##### Passage
# TPMS tire pressure sensors Update



## 3ringer (Feb 7, 2017)

My tpms light has been on for two years. I have an 08 Tundra. The batteries in these sensors are good for about 6 years. Mine are sealed units and the batteries can't be replaced. You have to purchase new sensors. Kaufman Tire wanted 400 dollars to replace all four. I was going to purchase new tires also. I ended up purchasing Toyo Proxes tires from Amazon at a great price. The tires are only 4 months old. I purchased new sensors from eBay. I got all 4 for 59 dollars. My total for new tires and sensors was 659 dollars plus installation. Not bad at all. Discount Tire matched my new sensors to my Tundra with their computer for free. No More Flashing Light.


----------



## lonewolf247 (Feb 7, 2017)

Sounds like you knocked one out of the park on that one!


----------



## sinclair1 (Feb 7, 2017)

Good to know. I just worry they have cheap batteries in the knock offs and they will fail in only a few years. Let us know, my yota is 5 yrs old and I guess it's coming.

Not sure I won't just take the bulb out though.


----------



## 3ringer (Feb 7, 2017)

The ones I bought are OE. A guy on eBay was selling them . I compared the numbers on back with the old ones and they match. The guy at Discount Tires held a small computer device up to each wheel to pickup the signal. I was holding my breath that they were all good. Then he plugs it in to the port under your steering wheel. He punches a few buttons and walah, they are matched. Discount Tire doesn't charge for this but I gave the young man a gift card for Red Lobster. It was worth it not having that blinking horseshoe light anymore lol.


----------



## T-N-T (Feb 7, 2017)

I am thankful I don't have that type of system on my truck 
I check my pressures regularly.

The wife's car has them and I am glad.


----------



## turkeyhunter835 (Feb 7, 2017)

Mine has been on for a year... will definitely check out eBay


----------



## 3ringer (Feb 8, 2017)
##########
> [Objectives]:
1. Reproduce everything in the tire pressure sensor thread from "Good to know." down to "bulb out though.".
2. Write the next part of the tire pressure sensor thread, picking up after its last line.
The entries aren't needed for any of this.
##### Record excerpts
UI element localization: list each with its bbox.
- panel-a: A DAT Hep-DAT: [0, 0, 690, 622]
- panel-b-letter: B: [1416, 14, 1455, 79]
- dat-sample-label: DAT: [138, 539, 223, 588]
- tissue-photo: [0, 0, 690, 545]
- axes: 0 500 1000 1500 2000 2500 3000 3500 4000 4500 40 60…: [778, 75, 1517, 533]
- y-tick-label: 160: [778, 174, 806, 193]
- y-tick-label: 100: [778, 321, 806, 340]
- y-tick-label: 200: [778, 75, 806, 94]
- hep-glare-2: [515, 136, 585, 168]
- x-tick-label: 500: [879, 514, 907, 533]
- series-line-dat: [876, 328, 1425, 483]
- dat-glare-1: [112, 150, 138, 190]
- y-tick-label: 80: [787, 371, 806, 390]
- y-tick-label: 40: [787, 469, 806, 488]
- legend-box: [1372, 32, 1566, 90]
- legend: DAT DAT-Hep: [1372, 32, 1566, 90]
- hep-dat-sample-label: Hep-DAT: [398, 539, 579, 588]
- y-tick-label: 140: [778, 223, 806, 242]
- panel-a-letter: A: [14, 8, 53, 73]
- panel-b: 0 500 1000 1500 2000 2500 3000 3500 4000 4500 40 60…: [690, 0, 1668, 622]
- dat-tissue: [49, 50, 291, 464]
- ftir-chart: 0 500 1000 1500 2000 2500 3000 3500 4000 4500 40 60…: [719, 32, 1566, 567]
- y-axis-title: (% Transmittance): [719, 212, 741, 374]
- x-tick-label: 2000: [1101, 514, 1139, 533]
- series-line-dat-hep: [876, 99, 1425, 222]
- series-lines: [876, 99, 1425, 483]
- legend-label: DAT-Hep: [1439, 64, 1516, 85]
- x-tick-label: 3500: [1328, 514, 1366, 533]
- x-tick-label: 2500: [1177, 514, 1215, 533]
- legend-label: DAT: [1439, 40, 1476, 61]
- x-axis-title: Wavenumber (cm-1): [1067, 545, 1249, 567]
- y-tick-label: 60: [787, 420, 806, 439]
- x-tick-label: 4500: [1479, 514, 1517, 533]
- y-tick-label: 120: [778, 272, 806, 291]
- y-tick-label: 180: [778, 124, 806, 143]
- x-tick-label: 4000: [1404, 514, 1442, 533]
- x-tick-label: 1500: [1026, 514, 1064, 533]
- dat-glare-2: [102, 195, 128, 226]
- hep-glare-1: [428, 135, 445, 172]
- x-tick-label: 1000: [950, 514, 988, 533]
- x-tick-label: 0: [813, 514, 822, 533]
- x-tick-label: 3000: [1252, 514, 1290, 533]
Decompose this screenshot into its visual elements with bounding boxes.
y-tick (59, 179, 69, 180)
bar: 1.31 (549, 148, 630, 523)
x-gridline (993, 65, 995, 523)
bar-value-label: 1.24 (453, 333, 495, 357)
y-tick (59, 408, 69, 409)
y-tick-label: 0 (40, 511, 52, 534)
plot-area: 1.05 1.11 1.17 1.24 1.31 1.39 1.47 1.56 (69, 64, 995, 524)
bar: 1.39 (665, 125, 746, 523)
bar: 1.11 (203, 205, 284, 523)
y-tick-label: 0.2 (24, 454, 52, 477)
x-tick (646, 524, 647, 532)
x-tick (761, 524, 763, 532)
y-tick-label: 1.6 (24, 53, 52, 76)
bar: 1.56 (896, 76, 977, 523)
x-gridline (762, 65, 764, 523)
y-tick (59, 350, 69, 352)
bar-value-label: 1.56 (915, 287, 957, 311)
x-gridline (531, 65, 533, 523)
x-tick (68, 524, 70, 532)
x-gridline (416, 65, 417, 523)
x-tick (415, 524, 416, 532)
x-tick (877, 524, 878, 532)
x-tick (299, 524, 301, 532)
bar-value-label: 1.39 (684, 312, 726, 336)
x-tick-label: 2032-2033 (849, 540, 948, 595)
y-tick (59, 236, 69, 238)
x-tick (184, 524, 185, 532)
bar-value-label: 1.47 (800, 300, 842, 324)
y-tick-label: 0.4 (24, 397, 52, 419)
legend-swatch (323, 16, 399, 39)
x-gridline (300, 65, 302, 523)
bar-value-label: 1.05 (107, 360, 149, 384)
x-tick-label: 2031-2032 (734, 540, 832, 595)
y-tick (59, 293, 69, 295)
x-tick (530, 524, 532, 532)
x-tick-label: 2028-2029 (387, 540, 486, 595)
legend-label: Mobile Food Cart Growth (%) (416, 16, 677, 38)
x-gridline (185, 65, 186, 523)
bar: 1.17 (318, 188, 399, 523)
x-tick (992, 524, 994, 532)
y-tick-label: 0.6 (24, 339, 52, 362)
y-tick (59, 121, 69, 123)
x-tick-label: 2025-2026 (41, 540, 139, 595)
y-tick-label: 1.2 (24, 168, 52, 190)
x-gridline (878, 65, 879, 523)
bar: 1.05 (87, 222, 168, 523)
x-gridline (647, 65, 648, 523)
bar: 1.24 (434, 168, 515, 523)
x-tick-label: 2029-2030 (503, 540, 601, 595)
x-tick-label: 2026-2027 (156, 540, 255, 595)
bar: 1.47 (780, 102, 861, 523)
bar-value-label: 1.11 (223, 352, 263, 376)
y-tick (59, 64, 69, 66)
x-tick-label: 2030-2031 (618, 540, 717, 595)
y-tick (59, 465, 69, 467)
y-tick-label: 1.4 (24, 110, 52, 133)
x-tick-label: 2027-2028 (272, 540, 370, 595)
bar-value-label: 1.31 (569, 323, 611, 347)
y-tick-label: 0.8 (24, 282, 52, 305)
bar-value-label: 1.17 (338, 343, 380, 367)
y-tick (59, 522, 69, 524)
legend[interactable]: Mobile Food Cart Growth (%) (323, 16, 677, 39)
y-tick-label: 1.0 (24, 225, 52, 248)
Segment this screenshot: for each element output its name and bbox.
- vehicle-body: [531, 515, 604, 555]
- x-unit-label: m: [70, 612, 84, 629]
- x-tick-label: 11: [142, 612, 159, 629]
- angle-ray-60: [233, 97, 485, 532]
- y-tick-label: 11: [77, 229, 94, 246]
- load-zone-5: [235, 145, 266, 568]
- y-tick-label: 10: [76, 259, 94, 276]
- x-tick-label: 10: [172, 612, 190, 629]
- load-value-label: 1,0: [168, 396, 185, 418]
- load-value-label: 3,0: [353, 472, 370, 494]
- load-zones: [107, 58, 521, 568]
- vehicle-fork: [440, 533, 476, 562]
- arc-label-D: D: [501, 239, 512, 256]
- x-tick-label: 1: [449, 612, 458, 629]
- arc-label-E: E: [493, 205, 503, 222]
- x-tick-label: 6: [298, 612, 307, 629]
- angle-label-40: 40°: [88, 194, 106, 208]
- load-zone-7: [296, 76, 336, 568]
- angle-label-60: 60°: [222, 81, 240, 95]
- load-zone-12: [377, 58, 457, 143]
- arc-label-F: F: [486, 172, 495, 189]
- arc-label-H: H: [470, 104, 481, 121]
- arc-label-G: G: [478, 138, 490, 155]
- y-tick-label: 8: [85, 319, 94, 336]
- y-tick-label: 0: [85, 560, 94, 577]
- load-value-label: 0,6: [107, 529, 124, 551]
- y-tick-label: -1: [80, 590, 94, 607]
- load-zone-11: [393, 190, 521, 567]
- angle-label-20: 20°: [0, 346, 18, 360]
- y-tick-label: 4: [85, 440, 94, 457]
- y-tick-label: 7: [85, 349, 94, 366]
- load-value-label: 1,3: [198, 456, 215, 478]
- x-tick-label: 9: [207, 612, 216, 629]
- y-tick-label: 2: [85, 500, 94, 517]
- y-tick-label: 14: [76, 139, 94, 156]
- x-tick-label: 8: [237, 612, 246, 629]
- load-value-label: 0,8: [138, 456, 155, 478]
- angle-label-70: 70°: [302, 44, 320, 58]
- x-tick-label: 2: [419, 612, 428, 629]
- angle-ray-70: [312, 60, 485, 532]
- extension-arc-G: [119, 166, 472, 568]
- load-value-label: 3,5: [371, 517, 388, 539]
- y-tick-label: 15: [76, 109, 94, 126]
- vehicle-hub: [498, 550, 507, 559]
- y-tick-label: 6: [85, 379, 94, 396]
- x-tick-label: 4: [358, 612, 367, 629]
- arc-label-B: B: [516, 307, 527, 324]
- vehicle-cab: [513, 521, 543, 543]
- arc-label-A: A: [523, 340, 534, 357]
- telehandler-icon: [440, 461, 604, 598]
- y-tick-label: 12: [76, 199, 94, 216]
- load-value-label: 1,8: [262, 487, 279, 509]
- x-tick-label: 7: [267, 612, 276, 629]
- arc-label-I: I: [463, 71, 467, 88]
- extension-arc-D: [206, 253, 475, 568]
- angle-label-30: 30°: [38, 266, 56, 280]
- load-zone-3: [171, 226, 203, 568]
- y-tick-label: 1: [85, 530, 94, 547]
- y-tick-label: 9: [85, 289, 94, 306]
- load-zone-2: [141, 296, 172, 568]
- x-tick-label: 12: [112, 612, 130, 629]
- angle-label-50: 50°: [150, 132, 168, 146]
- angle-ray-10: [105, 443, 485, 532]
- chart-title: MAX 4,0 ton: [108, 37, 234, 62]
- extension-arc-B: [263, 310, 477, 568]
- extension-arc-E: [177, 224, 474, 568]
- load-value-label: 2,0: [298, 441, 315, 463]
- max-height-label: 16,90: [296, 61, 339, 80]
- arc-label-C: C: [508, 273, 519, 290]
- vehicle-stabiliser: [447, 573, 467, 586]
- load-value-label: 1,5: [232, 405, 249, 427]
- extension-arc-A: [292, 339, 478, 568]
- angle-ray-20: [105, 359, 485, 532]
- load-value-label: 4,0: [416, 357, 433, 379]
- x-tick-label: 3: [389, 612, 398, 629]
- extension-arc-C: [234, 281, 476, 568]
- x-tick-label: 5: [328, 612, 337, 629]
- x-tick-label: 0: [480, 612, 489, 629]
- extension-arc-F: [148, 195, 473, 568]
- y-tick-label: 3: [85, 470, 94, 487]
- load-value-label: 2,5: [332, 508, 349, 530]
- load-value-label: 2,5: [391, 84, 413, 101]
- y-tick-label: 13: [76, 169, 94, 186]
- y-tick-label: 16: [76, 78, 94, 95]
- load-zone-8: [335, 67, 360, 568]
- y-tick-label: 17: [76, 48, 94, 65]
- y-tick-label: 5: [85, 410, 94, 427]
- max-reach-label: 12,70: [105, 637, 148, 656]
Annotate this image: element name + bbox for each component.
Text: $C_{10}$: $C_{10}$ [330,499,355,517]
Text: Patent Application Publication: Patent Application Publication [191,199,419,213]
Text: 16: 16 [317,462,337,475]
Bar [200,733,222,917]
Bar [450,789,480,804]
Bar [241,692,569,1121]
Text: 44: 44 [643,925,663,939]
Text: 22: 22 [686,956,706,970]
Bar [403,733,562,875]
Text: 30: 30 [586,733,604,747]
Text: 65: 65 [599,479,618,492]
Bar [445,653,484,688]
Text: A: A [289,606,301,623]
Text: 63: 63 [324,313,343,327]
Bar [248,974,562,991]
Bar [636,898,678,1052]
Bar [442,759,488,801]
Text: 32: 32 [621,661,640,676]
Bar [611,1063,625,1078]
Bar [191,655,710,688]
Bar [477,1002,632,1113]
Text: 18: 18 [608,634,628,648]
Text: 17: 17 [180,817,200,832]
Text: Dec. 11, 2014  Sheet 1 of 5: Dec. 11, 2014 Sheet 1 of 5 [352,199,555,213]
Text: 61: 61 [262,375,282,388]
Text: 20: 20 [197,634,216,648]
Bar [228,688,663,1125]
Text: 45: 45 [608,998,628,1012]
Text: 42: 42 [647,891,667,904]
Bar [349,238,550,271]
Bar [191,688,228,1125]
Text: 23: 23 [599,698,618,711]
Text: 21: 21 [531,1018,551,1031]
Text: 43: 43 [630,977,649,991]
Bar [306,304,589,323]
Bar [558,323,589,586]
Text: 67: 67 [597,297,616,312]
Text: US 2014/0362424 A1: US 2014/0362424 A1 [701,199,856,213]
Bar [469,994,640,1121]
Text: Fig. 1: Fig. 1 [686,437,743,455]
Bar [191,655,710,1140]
##########
> [Answer set]:
1.
Good to know. I just worry they have cheap batteries in the knock offs and they will fail in only a few years. Let us know, my yota is 5 yrs old and I guess it's coming.

Not sure I won't just take the bulb out though.

2.
I was mistaken. I purchased the sensors from Amazon. I make purchases from eBay and Amazon and got them mixed up. Amazon has several choices. Autozone wanted 350 dollars for 8 coil packs. I purchased all 8 from Amazon for 39 bucks. Gotta Love Amazon


----------



## 3ringer (Feb 10, 2017)

sinclair1 said:


> Good to know. I just worry they have cheap batteries in the knock offs and they will fail in only a few years. Let us know, my yota is 5 yrs old and I guess it's coming.
> 
> Not sure I won't just take the bulb out though.



It's not a bulb that comes out. It is a diode that is wired in the circuit board. There is a YouTube video with instructions on how to bypass it.


----------



## Backlasher82 (Feb 10, 2017)

sinclair1 said:


> Good to know. I just worry they have cheap batteries in the knock offs and they will fail in only a few years. Let us know, my yota is 5 yrs old and I guess it's coming.
> 
> Not sure I won't just take the bulb out though.



I wouldn't sweat the 6 year expiration if I were you, my Toyota is 12 years old and the sensors still work fine (knock wood). I expect you'll trade yours before you have any problems.


----------



## 3ringer (Feb 11, 2017)

Another thought is that some car manufacturers have a sensor in the spare tire also. If your light is on , it could be your spare is low on air.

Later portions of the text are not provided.